*Problem statement:*
Locate the word "curves" in the data below, then copy every line that holds it.

——

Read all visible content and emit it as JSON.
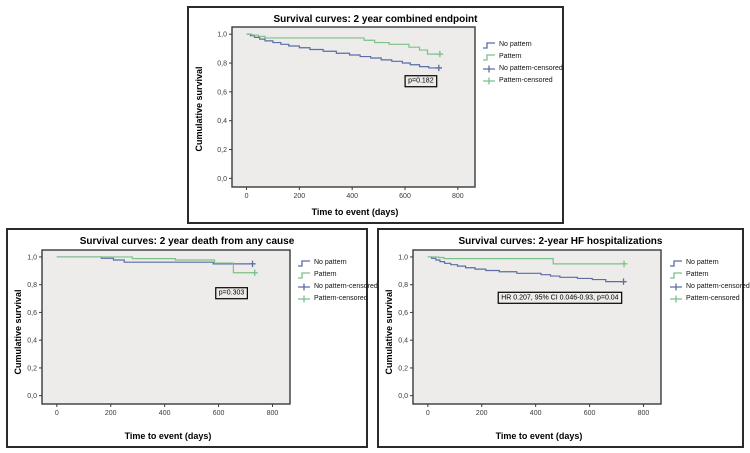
{
  "page": {
    "background": "#ffffff"
  },
  "style": {
    "no_pattern_color": "#5c6ca4",
    "pattern_color": "#7cc189",
    "plot_background": "#edecea",
    "plot_border_color": "#3a3a3a",
    "panel_border_color": "#2b2b2b",
    "axis_color": "#3a3a3a",
    "tick_label_color": "#3a3a3a",
    "annotation_border_color": "#000000"
  },
  "chart_data": [
    {
      "type": "line",
      "subtype": "kaplan-meier-step",
      "title": "Survival curves: 2 year combined endpoint",
      "xlabel": "Time to event (days)",
      "ylabel": "Cumulative survival",
      "xlim": [
        -55,
        865
      ],
      "ylim": [
        -0.06,
        1.05
      ],
      "x_tick_values": [
        0,
        200,
        400,
        600,
        800
      ],
      "x_tick_labels": [
        "0",
        "200",
        "400",
        "600",
        "800"
      ],
      "y_tick_values": [
        1.0,
        0.8,
        0.6,
        0.4,
        0.2,
        0.0
      ],
      "y_tick_labels": [
        "1,0",
        "0,8",
        "0,6",
        "0,4",
        "0,2",
        "0,0"
      ],
      "grid": false,
      "legend_position": "right",
      "annotation": {
        "text": "p=0.182",
        "x": 660,
        "y": 0.68
      },
      "series": [
        {
          "name": "No pattern",
          "color_key": "no_pattern",
          "points": [
            [
              0,
              1.0
            ],
            [
              15,
              0.99
            ],
            [
              30,
              0.978
            ],
            [
              50,
              0.966
            ],
            [
              70,
              0.954
            ],
            [
              100,
              0.942
            ],
            [
              130,
              0.93
            ],
            [
              160,
              0.918
            ],
            [
              200,
              0.906
            ],
            [
              240,
              0.894
            ],
            [
              290,
              0.882
            ],
            [
              340,
              0.868
            ],
            [
              390,
              0.856
            ],
            [
              430,
              0.845
            ],
            [
              470,
              0.835
            ],
            [
              510,
              0.822
            ],
            [
              550,
              0.812
            ],
            [
              590,
              0.8
            ],
            [
              620,
              0.788
            ],
            [
              655,
              0.775
            ],
            [
              690,
              0.766
            ],
            [
              738,
              0.766
            ]
          ],
          "censors": [
            [
              728,
              0.766
            ]
          ]
        },
        {
          "name": "Pattern",
          "color_key": "pattern",
          "points": [
            [
              0,
              1.0
            ],
            [
              20,
              0.994
            ],
            [
              45,
              0.985
            ],
            [
              70,
              0.974
            ],
            [
              445,
              0.958
            ],
            [
              485,
              0.942
            ],
            [
              540,
              0.93
            ],
            [
              615,
              0.91
            ],
            [
              655,
              0.89
            ],
            [
              685,
              0.862
            ],
            [
              742,
              0.862
            ]
          ],
          "censors": [
            [
              732,
              0.862
            ]
          ]
        }
      ],
      "legend_entries": [
        {
          "label": "No pattern",
          "color_key": "no_pattern",
          "glyph": "step"
        },
        {
          "label": "Pattern",
          "color_key": "pattern",
          "glyph": "step"
        },
        {
          "label": "No pattern-censored",
          "color_key": "no_pattern",
          "glyph": "censor"
        },
        {
          "label": "Pattern-censored",
          "color_key": "pattern",
          "glyph": "censor"
        }
      ]
    },
    {
      "type": "line",
      "subtype": "kaplan-meier-step",
      "title": "Survival curves: 2 year death from any cause",
      "xlabel": "Time to event (days)",
      "ylabel": "Cumulative survival",
      "xlim": [
        -55,
        865
      ],
      "ylim": [
        -0.06,
        1.05
      ],
      "x_tick_values": [
        0,
        200,
        400,
        600,
        800
      ],
      "x_tick_labels": [
        "0",
        "200",
        "400",
        "600",
        "800"
      ],
      "y_tick_values": [
        1.0,
        0.8,
        0.6,
        0.4,
        0.2,
        0.0
      ],
      "y_tick_labels": [
        "1,0",
        "0,8",
        "0,6",
        "0,4",
        "0,2",
        "0,0"
      ],
      "grid": false,
      "legend_position": "right",
      "annotation": {
        "text": "p=0.303",
        "x": 648,
        "y": 0.745
      },
      "series": [
        {
          "name": "No pattern",
          "color_key": "no_pattern",
          "points": [
            [
              0,
              1.0
            ],
            [
              165,
              0.99
            ],
            [
              210,
              0.978
            ],
            [
              250,
              0.962
            ],
            [
              580,
              0.95
            ],
            [
              735,
              0.95
            ]
          ],
          "censors": [
            [
              726,
              0.95
            ]
          ]
        },
        {
          "name": "Pattern",
          "color_key": "pattern",
          "points": [
            [
              0,
              1.0
            ],
            [
              280,
              0.988
            ],
            [
              440,
              0.978
            ],
            [
              585,
              0.956
            ],
            [
              655,
              0.886
            ],
            [
              742,
              0.886
            ]
          ],
          "censors": [
            [
              734,
              0.886
            ]
          ]
        }
      ],
      "legend_entries": [
        {
          "label": "No pattern",
          "color_key": "no_pattern",
          "glyph": "step"
        },
        {
          "label": "Pattern",
          "color_key": "pattern",
          "glyph": "step"
        },
        {
          "label": "No pattern-censored",
          "color_key": "no_pattern",
          "glyph": "censor"
        },
        {
          "label": "Pattern-censored",
          "color_key": "pattern",
          "glyph": "censor"
        }
      ]
    },
    {
      "type": "line",
      "subtype": "kaplan-meier-step",
      "title": "Survival curves: 2-year HF hospitalizations",
      "xlabel": "Time to event (days)",
      "ylabel": "Cumulative survival",
      "xlim": [
        -55,
        865
      ],
      "ylim": [
        -0.06,
        1.05
      ],
      "x_tick_values": [
        0,
        200,
        400,
        600,
        800
      ],
      "x_tick_labels": [
        "0",
        "200",
        "400",
        "600",
        "800"
      ],
      "y_tick_values": [
        1.0,
        0.8,
        0.6,
        0.4,
        0.2,
        0.0
      ],
      "y_tick_labels": [
        "1,0",
        "0,8",
        "0,6",
        "0,4",
        "0,2",
        "0,0"
      ],
      "grid": false,
      "legend_position": "right",
      "annotation": {
        "text": "HR 0.207, 95% CI 0.046-0.93, p=0.04",
        "x": 490,
        "y": 0.712
      },
      "series": [
        {
          "name": "No pattern",
          "color_key": "no_pattern",
          "points": [
            [
              0,
              1.0
            ],
            [
              14,
              0.99
            ],
            [
              30,
              0.978
            ],
            [
              45,
              0.966
            ],
            [
              62,
              0.954
            ],
            [
              85,
              0.944
            ],
            [
              110,
              0.934
            ],
            [
              140,
              0.922
            ],
            [
              175,
              0.912
            ],
            [
              215,
              0.902
            ],
            [
              265,
              0.893
            ],
            [
              330,
              0.882
            ],
            [
              420,
              0.872
            ],
            [
              455,
              0.862
            ],
            [
              490,
              0.853
            ],
            [
              555,
              0.845
            ],
            [
              610,
              0.837
            ],
            [
              660,
              0.822
            ],
            [
              735,
              0.822
            ]
          ],
          "censors": [
            [
              726,
              0.822
            ]
          ]
        },
        {
          "name": "Pattern",
          "color_key": "pattern",
          "points": [
            [
              0,
              1.0
            ],
            [
              40,
              0.996
            ],
            [
              60,
              0.988
            ],
            [
              465,
              0.95
            ],
            [
              740,
              0.95
            ]
          ],
          "censors": [
            [
              728,
              0.95
            ]
          ]
        }
      ],
      "legend_entries": [
        {
          "label": "No pattern",
          "color_key": "no_pattern",
          "glyph": "step"
        },
        {
          "label": "Pattern",
          "color_key": "pattern",
          "glyph": "step"
        },
        {
          "label": "No pattern-censored",
          "color_key": "no_pattern",
          "glyph": "censor"
        },
        {
          "label": "Pattern-censored",
          "color_key": "pattern",
          "glyph": "censor"
        }
      ]
    }
  ]
}
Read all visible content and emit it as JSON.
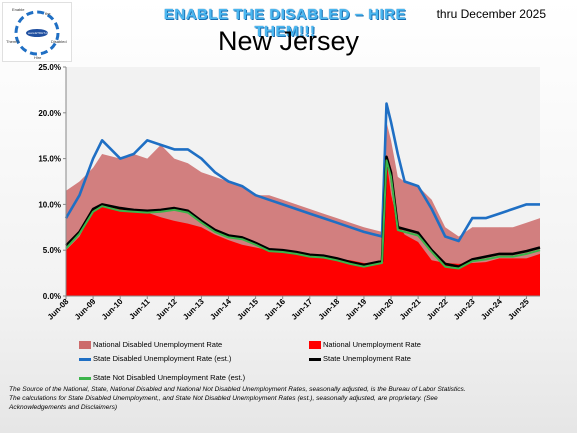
{
  "header": {
    "banner": "ENABLE THE DISABLED – HIRE THEM!!!",
    "thru": "thru December 2025",
    "logo_words": [
      "Enable",
      "the",
      "Disabled",
      "Hire",
      "Them!!!"
    ],
    "logo_center": "www.ETDHT.com"
  },
  "colors": {
    "national_disabled": "#cc6b6b",
    "national": "#ff0000",
    "state_disabled": "#1f6fc4",
    "state": "#000000",
    "state_not_disabled": "#3cb44b",
    "plot_bg": "#f2f2f2"
  },
  "legend": {
    "national_disabled": "National Disabled Unemployment Rate",
    "national": "National Unemployment Rate",
    "state_disabled": "State Disabled Unemployment Rate (est.)",
    "state": "State Unemployment Rate",
    "state_not_disabled": "State Not Disabled Unemployment Rate (est.)"
  },
  "footnote": {
    "line1": "The Source of the National, State, National Disabled and National Not Disabled Unemployment Rates, seasonally adjusted, is the Bureau of Labor Statistics.",
    "line2": "The calculations for State Disabled Unemployment,, and State Not Disabled Unemployment Rates (est.), seasonally adjusted, are proprietary. (See",
    "line3": "Acknowledgements and Disclaimers)"
  },
  "chart_data": {
    "type": "area",
    "title": "New Jersey",
    "xlabel": "",
    "ylabel": "",
    "ylim": [
      0,
      25
    ],
    "y_ticks": [
      "0.0%",
      "5.0%",
      "10.0%",
      "15.0%",
      "20.0%",
      "25.0%"
    ],
    "x_ticks": [
      "Jun-08",
      "Jun-09",
      "Jun-10",
      "Jun-11",
      "Jun-12",
      "Jun-13",
      "Jun-14",
      "Jun-15",
      "Jun-16",
      "Jun-17",
      "Jun-18",
      "Jun-19",
      "Jun-20",
      "Jun-21",
      "Jun-22",
      "Jun-23",
      "Jun-24",
      "Jun-25"
    ],
    "grid": false,
    "legend_position": "bottom",
    "x": [
      "Jun-08",
      "Dec-08",
      "Jun-09",
      "Oct-09",
      "Jun-10",
      "Dec-10",
      "Jun-11",
      "Dec-11",
      "Jun-12",
      "Dec-12",
      "Jun-13",
      "Dec-13",
      "Jun-14",
      "Dec-14",
      "Jun-15",
      "Dec-15",
      "Jun-16",
      "Dec-16",
      "Jun-17",
      "Dec-17",
      "Jun-18",
      "Dec-18",
      "Jun-19",
      "Feb-20",
      "Apr-20",
      "Jun-20",
      "Sep-20",
      "Dec-20",
      "Jun-21",
      "Dec-21",
      "Jun-22",
      "Dec-22",
      "Jun-23",
      "Dec-23",
      "Jun-24",
      "Dec-24",
      "Jun-25",
      "Dec-25"
    ],
    "series": [
      {
        "name": "National Disabled Unemployment Rate",
        "type": "area",
        "values": [
          11.5,
          12.5,
          14.0,
          15.5,
          15.0,
          15.5,
          15.0,
          16.5,
          15.0,
          14.5,
          13.5,
          13.0,
          12.5,
          12.0,
          11.0,
          11.0,
          10.5,
          10.0,
          9.5,
          9.0,
          8.5,
          8.0,
          7.5,
          7.0,
          19.0,
          17.0,
          13.0,
          12.5,
          12.0,
          10.5,
          7.5,
          6.5,
          7.5,
          7.5,
          7.5,
          7.5,
          8.0,
          8.5
        ]
      },
      {
        "name": "National Unemployment Rate",
        "type": "area",
        "values": [
          5.0,
          6.5,
          9.3,
          9.9,
          9.5,
          9.3,
          9.1,
          8.6,
          8.2,
          7.9,
          7.5,
          6.7,
          6.1,
          5.6,
          5.3,
          5.0,
          4.9,
          4.7,
          4.3,
          4.1,
          4.0,
          3.9,
          3.6,
          3.5,
          14.8,
          11.1,
          7.9,
          6.7,
          5.9,
          3.9,
          3.6,
          3.5,
          3.6,
          3.7,
          4.1,
          4.1,
          4.1,
          4.6
        ]
      },
      {
        "name": "State Disabled Unemployment Rate (est.)",
        "type": "line",
        "values": [
          8.5,
          11.0,
          15.0,
          17.0,
          15.0,
          15.5,
          17.0,
          16.5,
          16.0,
          16.0,
          15.0,
          13.5,
          12.5,
          12.0,
          11.0,
          10.5,
          10.0,
          9.5,
          9.0,
          8.5,
          8.0,
          7.5,
          7.0,
          6.5,
          21.0,
          19.0,
          15.5,
          12.5,
          12.0,
          9.5,
          6.5,
          6.0,
          8.5,
          8.5,
          9.0,
          9.5,
          10.0,
          10.0
        ]
      },
      {
        "name": "State Unemployment Rate",
        "type": "line",
        "values": [
          5.5,
          7.0,
          9.5,
          10.0,
          9.6,
          9.4,
          9.3,
          9.4,
          9.6,
          9.3,
          8.2,
          7.2,
          6.6,
          6.4,
          5.8,
          5.1,
          5.0,
          4.8,
          4.5,
          4.4,
          4.1,
          3.7,
          3.4,
          3.8,
          15.2,
          13.5,
          7.5,
          7.3,
          6.9,
          5.0,
          3.5,
          3.2,
          4.0,
          4.3,
          4.6,
          4.6,
          4.9,
          5.3
        ]
      },
      {
        "name": "State Not Disabled Unemployment Rate (est.)",
        "type": "line",
        "values": [
          5.2,
          6.8,
          9.2,
          9.8,
          9.3,
          9.2,
          9.1,
          9.2,
          9.4,
          9.1,
          8.0,
          7.0,
          6.4,
          6.2,
          5.6,
          4.9,
          4.8,
          4.6,
          4.3,
          4.2,
          3.9,
          3.5,
          3.2,
          3.6,
          14.8,
          13.0,
          7.2,
          7.0,
          6.6,
          4.8,
          3.2,
          3.0,
          3.8,
          4.0,
          4.3,
          4.3,
          4.6,
          5.0
        ]
      }
    ]
  }
}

——

*Solution:*
      "title": "Survival curves: 2 year combined endpoint",
      "title": "Survival curves: 2 year death from any cause",
      "title": "Survival curves: 2-year HF hospitalizations",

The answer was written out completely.